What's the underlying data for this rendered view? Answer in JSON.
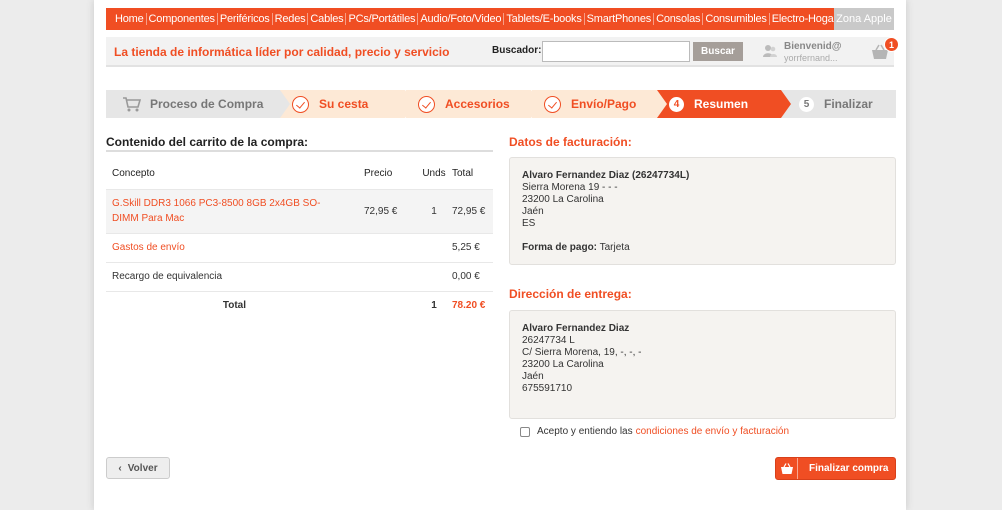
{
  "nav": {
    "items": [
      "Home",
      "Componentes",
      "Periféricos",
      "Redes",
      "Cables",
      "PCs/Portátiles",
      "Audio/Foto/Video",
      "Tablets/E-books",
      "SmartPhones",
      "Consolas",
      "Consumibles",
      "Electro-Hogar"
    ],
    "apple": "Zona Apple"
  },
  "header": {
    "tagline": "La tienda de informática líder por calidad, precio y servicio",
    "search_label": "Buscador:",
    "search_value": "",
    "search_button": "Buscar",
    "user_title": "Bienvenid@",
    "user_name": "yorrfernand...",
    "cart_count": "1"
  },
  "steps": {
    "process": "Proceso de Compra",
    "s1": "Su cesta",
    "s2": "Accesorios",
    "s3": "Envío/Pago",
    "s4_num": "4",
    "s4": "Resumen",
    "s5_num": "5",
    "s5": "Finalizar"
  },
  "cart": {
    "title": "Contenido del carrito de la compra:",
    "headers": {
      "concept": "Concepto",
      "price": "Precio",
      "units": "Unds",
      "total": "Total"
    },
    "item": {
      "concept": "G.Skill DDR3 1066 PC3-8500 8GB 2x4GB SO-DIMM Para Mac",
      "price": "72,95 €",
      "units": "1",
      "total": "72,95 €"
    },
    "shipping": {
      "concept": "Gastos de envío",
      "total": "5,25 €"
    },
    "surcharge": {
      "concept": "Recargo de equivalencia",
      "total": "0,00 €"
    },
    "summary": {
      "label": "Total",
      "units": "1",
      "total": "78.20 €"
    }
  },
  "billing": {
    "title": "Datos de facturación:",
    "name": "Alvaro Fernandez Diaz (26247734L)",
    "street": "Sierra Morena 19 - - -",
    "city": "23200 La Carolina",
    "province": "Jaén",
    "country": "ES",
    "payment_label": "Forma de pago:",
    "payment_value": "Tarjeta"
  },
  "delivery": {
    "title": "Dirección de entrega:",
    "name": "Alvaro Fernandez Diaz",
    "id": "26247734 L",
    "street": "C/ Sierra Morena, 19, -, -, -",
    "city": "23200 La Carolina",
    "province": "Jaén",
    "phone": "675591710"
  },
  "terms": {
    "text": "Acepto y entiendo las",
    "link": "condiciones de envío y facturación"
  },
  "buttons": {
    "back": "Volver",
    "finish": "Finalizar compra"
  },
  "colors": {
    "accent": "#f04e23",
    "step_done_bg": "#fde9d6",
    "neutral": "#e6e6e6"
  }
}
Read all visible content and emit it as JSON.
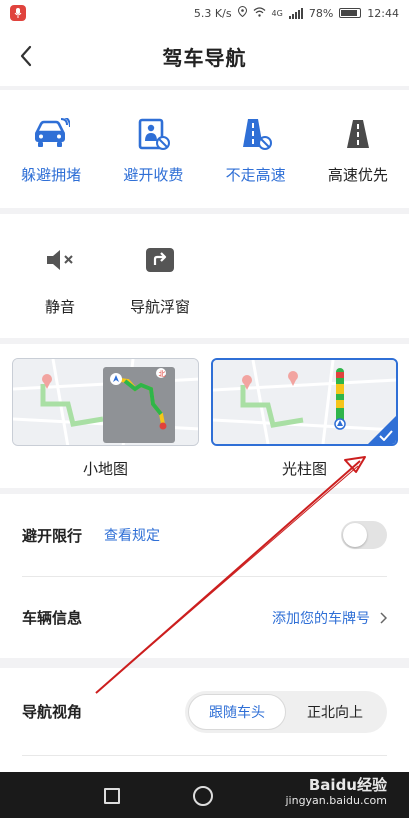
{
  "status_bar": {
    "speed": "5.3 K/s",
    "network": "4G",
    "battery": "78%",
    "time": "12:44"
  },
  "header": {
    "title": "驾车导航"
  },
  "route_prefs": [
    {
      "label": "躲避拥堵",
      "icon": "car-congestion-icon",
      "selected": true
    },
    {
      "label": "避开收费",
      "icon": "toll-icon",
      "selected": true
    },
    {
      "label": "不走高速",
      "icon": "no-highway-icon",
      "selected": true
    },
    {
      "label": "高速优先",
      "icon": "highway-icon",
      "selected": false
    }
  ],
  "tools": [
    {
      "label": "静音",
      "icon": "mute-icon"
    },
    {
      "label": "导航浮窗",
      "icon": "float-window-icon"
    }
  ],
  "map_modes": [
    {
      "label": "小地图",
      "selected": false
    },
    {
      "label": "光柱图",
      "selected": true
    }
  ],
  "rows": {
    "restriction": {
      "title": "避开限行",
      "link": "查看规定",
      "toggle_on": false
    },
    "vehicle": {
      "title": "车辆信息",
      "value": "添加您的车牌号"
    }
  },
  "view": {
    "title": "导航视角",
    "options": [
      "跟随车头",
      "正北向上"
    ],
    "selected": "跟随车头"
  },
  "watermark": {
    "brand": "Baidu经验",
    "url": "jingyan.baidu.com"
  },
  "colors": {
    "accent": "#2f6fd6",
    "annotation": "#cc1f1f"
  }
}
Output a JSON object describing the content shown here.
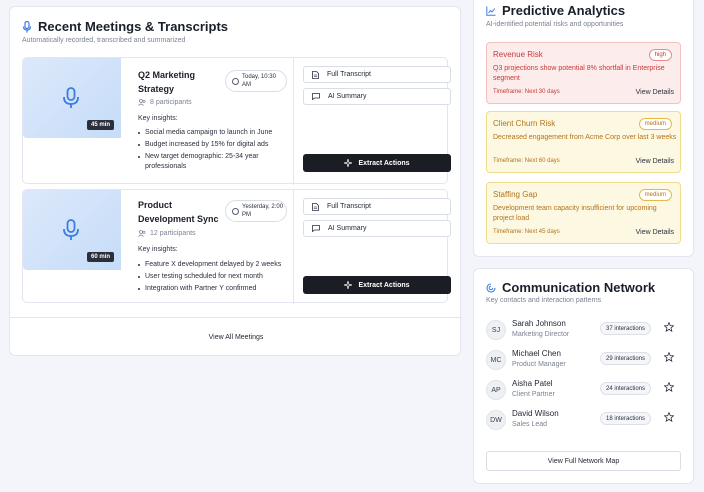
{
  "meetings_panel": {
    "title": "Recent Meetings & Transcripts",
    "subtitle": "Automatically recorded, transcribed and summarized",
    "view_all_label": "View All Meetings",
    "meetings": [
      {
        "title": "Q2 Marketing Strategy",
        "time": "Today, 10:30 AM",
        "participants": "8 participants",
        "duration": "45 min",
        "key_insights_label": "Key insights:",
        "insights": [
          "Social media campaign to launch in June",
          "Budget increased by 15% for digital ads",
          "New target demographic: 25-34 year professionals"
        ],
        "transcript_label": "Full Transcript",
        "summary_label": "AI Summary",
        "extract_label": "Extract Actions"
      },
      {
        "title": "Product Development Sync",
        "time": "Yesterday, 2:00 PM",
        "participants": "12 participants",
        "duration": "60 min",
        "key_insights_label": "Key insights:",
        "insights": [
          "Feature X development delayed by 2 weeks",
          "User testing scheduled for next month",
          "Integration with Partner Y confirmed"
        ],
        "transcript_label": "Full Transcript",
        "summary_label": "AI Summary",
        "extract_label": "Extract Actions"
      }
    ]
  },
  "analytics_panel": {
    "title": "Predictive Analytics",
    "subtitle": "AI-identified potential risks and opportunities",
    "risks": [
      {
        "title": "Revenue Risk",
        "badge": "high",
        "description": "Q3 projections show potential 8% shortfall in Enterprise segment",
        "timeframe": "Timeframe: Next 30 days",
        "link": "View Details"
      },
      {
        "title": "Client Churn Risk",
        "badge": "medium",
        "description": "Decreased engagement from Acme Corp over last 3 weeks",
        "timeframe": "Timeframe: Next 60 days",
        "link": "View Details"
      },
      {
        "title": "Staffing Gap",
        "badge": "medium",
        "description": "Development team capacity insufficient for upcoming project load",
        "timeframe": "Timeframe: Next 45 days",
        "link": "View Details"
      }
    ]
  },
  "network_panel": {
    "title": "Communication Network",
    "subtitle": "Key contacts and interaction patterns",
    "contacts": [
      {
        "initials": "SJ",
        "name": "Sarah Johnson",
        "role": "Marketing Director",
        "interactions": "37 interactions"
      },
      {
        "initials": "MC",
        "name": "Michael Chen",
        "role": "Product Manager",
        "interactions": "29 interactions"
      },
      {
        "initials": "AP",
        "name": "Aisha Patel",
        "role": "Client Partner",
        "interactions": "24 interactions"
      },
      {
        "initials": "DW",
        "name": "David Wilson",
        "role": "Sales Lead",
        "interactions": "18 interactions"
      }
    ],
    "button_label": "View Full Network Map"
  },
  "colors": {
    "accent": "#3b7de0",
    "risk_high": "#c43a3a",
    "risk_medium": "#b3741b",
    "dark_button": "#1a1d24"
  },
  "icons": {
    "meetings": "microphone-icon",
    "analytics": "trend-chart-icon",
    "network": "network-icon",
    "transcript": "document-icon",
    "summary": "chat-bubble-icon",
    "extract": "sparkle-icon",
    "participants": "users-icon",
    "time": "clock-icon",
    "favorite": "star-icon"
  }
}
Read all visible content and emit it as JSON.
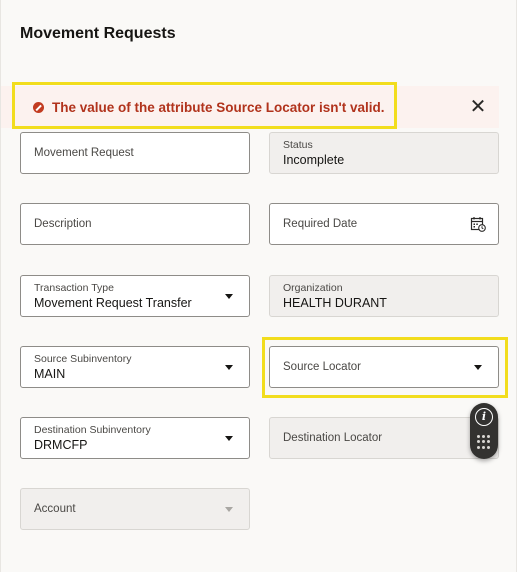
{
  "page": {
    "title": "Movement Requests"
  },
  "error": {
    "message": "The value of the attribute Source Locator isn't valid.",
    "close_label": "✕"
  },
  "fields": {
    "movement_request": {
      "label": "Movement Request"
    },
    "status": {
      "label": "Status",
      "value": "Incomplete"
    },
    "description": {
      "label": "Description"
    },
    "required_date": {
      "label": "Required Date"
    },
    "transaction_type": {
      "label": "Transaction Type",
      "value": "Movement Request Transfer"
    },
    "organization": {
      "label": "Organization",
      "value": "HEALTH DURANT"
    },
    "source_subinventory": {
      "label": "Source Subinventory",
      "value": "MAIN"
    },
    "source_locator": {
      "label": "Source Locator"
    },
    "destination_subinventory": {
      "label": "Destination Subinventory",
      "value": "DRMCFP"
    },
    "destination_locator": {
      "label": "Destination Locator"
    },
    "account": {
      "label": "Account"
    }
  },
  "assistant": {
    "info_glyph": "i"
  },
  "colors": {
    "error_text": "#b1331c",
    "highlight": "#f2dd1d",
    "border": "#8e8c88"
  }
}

* * * * * * * * *

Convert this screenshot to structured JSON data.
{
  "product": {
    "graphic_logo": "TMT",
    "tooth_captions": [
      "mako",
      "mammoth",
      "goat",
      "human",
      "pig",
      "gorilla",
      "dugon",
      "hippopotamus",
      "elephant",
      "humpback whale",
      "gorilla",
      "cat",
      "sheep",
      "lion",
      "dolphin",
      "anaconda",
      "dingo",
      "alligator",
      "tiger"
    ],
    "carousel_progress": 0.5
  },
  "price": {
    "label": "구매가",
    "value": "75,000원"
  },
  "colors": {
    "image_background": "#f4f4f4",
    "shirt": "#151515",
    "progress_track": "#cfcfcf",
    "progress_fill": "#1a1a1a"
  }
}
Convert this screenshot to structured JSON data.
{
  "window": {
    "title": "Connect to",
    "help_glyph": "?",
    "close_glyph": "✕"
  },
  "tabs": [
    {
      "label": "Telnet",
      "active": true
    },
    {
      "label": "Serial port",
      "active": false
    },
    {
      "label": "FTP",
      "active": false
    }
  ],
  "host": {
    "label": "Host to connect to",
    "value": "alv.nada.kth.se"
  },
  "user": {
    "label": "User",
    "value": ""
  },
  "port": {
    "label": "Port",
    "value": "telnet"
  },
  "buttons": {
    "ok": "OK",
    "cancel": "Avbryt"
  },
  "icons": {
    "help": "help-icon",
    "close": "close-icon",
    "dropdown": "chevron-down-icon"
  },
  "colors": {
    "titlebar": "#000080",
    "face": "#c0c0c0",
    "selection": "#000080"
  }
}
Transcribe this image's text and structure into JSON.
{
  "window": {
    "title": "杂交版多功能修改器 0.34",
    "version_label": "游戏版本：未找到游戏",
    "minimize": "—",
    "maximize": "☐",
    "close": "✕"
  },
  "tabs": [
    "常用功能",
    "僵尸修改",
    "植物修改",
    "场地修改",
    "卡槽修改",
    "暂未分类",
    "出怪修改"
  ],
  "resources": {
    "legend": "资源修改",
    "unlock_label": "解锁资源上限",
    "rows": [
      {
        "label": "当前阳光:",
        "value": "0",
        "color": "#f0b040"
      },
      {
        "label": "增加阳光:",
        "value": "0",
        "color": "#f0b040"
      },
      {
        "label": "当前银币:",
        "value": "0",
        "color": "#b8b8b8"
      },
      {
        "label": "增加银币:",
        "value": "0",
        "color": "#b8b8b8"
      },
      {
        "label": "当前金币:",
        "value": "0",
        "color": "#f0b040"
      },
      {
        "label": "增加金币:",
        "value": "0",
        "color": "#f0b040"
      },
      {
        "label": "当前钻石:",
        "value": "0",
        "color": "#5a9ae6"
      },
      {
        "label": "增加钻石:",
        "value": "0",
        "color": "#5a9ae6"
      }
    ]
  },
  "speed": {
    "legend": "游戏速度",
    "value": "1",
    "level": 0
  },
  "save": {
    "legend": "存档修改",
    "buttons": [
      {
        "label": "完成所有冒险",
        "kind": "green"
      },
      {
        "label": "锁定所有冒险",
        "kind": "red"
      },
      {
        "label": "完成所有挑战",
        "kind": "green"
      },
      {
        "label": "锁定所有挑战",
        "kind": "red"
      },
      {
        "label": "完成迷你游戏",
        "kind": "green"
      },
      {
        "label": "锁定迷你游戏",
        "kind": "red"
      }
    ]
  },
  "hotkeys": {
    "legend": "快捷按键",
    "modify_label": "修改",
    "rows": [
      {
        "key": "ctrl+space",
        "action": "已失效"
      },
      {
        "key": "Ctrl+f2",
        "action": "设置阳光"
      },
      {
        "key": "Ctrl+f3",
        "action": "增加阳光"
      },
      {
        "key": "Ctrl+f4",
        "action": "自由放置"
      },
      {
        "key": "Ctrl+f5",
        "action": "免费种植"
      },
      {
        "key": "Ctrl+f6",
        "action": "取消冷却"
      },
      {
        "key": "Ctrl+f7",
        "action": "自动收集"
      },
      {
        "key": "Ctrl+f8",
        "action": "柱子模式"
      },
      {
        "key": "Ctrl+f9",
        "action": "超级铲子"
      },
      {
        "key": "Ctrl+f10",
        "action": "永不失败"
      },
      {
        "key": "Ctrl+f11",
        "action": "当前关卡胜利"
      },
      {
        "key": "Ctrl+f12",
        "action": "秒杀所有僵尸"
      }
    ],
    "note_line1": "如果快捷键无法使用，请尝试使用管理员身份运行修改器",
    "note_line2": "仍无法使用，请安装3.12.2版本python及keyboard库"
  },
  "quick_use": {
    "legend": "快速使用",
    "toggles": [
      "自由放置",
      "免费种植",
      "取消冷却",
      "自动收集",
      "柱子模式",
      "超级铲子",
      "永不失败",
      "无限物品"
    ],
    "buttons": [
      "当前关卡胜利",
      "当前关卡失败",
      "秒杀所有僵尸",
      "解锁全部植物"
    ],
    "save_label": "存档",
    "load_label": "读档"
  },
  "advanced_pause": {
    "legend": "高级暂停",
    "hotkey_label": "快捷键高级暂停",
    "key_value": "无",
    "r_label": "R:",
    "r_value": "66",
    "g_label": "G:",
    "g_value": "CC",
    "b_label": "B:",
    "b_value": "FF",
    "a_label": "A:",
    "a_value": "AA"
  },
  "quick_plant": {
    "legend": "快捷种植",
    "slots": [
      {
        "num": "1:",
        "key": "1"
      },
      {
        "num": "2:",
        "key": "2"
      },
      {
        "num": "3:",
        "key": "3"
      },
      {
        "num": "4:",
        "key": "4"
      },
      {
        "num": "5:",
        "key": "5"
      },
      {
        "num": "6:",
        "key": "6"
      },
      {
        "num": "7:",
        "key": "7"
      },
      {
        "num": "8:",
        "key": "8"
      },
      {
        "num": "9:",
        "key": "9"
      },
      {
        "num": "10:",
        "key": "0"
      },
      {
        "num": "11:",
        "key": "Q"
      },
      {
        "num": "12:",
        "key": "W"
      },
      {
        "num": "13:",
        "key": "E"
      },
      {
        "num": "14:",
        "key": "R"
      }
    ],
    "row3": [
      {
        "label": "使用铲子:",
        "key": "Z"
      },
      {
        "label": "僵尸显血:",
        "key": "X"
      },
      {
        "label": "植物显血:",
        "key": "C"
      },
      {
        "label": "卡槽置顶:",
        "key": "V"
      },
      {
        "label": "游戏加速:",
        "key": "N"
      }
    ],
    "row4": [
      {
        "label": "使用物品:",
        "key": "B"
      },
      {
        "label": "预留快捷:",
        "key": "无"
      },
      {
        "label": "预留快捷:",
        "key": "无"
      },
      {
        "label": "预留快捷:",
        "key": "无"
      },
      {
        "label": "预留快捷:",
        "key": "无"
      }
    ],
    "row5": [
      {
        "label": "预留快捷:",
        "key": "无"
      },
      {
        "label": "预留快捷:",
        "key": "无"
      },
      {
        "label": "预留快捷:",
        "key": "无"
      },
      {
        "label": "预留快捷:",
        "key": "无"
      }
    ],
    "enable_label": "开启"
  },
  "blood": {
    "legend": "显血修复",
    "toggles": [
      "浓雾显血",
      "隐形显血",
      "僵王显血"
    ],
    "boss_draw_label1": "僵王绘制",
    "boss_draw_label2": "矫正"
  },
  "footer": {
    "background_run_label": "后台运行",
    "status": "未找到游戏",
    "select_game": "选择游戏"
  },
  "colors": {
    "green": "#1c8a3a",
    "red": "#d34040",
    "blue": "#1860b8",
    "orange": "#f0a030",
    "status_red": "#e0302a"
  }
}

* * * * * * * * *

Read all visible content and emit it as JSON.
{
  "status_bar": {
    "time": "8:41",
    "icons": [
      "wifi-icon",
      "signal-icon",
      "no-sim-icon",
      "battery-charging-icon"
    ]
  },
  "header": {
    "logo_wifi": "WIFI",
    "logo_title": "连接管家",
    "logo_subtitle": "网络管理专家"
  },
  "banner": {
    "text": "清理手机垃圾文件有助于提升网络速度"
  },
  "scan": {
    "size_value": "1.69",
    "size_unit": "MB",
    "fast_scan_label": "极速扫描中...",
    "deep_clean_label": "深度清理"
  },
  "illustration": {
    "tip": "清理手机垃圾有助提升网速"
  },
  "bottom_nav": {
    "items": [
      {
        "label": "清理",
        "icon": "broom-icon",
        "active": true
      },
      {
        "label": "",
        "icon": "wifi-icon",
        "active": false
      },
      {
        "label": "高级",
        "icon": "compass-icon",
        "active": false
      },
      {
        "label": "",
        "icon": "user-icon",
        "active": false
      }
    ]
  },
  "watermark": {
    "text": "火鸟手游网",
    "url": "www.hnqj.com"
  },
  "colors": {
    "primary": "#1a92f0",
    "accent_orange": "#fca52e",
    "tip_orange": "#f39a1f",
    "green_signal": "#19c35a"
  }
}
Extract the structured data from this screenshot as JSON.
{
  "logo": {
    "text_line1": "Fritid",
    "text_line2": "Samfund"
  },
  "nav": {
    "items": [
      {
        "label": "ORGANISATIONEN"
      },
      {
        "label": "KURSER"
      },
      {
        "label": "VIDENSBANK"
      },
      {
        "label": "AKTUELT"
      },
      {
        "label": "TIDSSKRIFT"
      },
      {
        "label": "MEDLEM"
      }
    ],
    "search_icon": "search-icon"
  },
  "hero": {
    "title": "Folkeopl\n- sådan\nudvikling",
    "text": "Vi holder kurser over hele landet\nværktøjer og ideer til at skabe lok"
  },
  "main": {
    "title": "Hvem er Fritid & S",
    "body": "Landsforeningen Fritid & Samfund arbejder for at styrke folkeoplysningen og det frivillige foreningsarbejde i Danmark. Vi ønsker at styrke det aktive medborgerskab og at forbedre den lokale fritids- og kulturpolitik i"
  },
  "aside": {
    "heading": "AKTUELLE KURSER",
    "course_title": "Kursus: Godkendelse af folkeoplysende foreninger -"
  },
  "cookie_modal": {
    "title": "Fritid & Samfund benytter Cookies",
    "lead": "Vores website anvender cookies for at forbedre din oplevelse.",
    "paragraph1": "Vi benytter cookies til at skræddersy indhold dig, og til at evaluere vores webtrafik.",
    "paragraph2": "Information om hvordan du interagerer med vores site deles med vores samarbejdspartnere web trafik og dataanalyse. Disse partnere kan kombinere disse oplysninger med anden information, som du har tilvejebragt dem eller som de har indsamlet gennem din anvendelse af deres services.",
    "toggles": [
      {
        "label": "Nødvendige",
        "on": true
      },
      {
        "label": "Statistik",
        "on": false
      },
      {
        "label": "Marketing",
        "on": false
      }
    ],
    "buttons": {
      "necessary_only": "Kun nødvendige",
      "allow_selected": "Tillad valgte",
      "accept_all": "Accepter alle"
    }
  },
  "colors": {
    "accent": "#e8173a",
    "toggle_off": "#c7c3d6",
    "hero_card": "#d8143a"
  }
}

* * * * * * * * *

To do: Report every line containing the word "interactions" from the listing above.

Finished answer:
        "interactions": "37 interactions"
        "interactions": "29 interactions"
        "interactions": "24 interactions"
        "interactions": "18 interactions"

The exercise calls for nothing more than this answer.